-- What you need to do --
Go through the listing and set it down exactly, leaving out its pictures.

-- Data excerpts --
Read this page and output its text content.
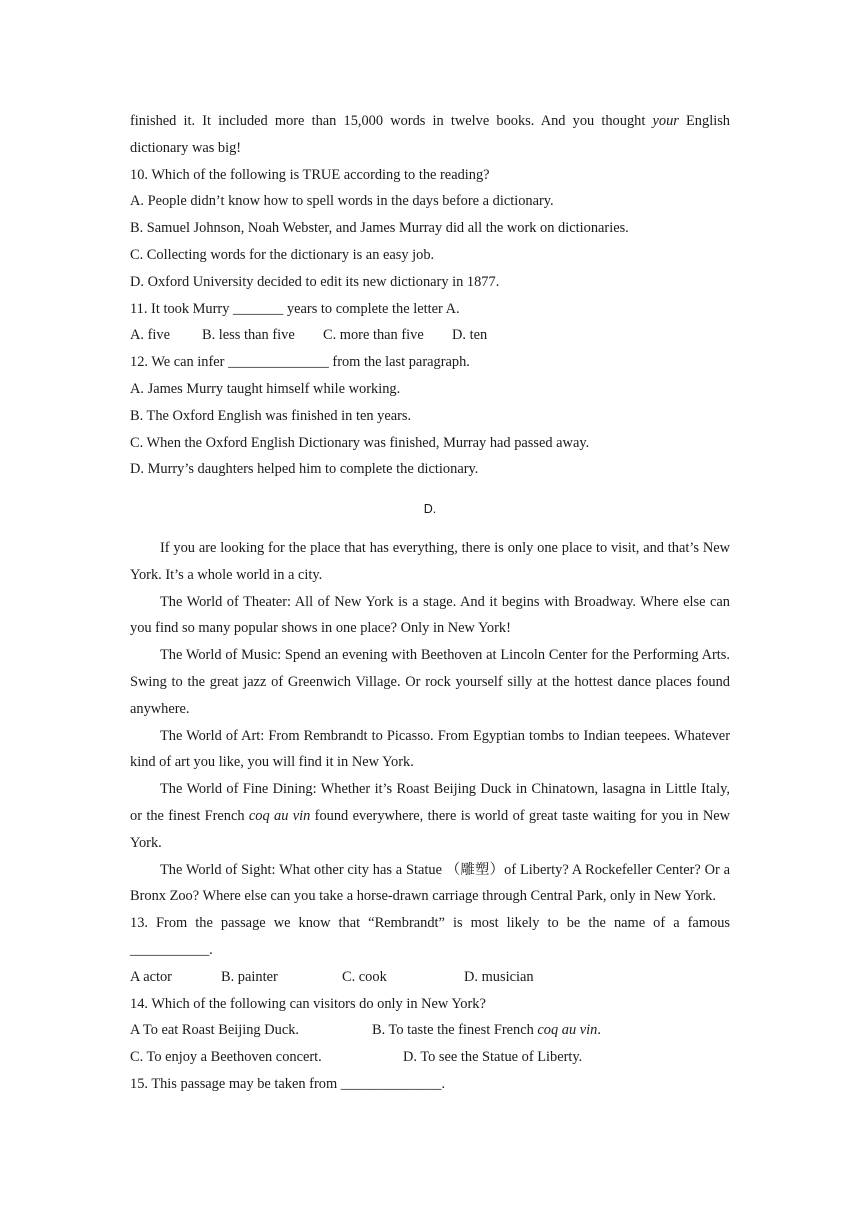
finished it. It included more than 15,000 words in twelve books. And you thought your English dictionary was big!

10. Which of the following is TRUE according to the reading?

A. People didn’t know how to spell words in the days before a dictionary.

B. Samuel Johnson, Noah Webster, and James Murray did all the work on dictionaries.

C. Collecting words for the dictionary is an easy job.

D. Oxford University decided to edit its new dictionary in 1877.

11. It took Murry _______ years to complete the letter A.

A. five	B. less than five	C. more than five	D. ten

12. We can infer ______________ from the last paragraph.

A. James Murry taught himself while working.

B. The Oxford English was finished in ten years.

C. When the Oxford English Dictionary was finished, Murray had passed away.

D. Murry’s daughters helped him to complete the dictionary.

D.

If you are looking for the place that has everything, there is only one place to visit, and that’s New York. It’s a whole world in a city.

The World of Theater: All of New York is a stage. And it begins with Broadway. Where else can you find so many popular shows in one place? Only in New York!

The World of Music: Spend an evening with Beethoven at Lincoln Center for the Performing Arts. Swing to the great jazz of Greenwich Village. Or rock yourself silly at the hottest dance places found anywhere.

The World of Art: From Rembrandt to Picasso. From Egyptian tombs to Indian teepees. Whatever kind of art you like, you will find it in New York.

The World of Fine Dining: Whether it’s Roast Beijing Duck in Chinatown, lasagna in Little Italy, or the finest French coq au vin found everywhere, there is world of great taste waiting for you in New York.

The World of Sight: What other city has a Statue （雕塑）of Liberty? A Rockefeller Center? Or a Bronx Zoo? Where else can you take a horse-drawn carriage through Central Park, only in New York.

13. From the passage we know that “Rembrandt” is most likely to be the name of a famous ___________.

A actor	B. painter	C. cook	D. musician

14. Which of the following can visitors do only in New York?

A To eat Roast Beijing Duck.	B. To taste the finest French coq au vin.
C. To enjoy a Beethoven concert.	D. To see the Statue of Liberty.

15. This passage may be taken from ______________.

-- Worked solution --
Read this page and output its text content.
finished it. It included more than 15,000 words in twelve books. And you thought your English dictionary was big!

10. Which of the following is TRUE according to the reading?

A. People didn’t know how to spell words in the days before a dictionary.

B. Samuel Johnson, Noah Webster, and James Murray did all the work on dictionaries.

C. Collecting words for the dictionary is an easy job.

D. Oxford University decided to edit its new dictionary in 1877.

11. It took Murry _______ years to complete the letter A.

A. five	B. less than five	C. more than five	D. ten

12. We can infer ______________ from the last paragraph.

A. James Murry taught himself while working.

B. The Oxford English was finished in ten years.

C. When the Oxford English Dictionary was finished, Murray had passed away.

D. Murry’s daughters helped him to complete the dictionary.

D.

If you are looking for the place that has everything, there is only one place to visit, and that’s New York. It’s a whole world in a city.

The World of Theater: All of New York is a stage. And it begins with Broadway. Where else can you find so many popular shows in one place? Only in New York!

The World of Music: Spend an evening with Beethoven at Lincoln Center for the Performing Arts. Swing to the great jazz of Greenwich Village. Or rock yourself silly at the hottest dance places found anywhere.

The World of Art: From Rembrandt to Picasso. From Egyptian tombs to Indian teepees. Whatever kind of art you like, you will find it in New York.

The World of Fine Dining: Whether it’s Roast Beijing Duck in Chinatown, lasagna in Little Italy, or the finest French coq au vin found everywhere, there is world of great taste waiting for you in New York.

The World of Sight: What other city has a Statue （雕塑）of Liberty? A Rockefeller Center? Or a Bronx Zoo? Where else can you take a horse-drawn carriage through Central Park, only in New York.

13. From the passage we know that “Rembrandt” is most likely to be the name of a famous ___________.

A actor	B. painter	C. cook	D. musician

14. Which of the following can visitors do only in New York?

A To eat Roast Beijing Duck.	B. To taste the finest French coq au vin.
C. To enjoy a Beethoven concert.	D. To see the Statue of Liberty.

15. This passage may be taken from ______________.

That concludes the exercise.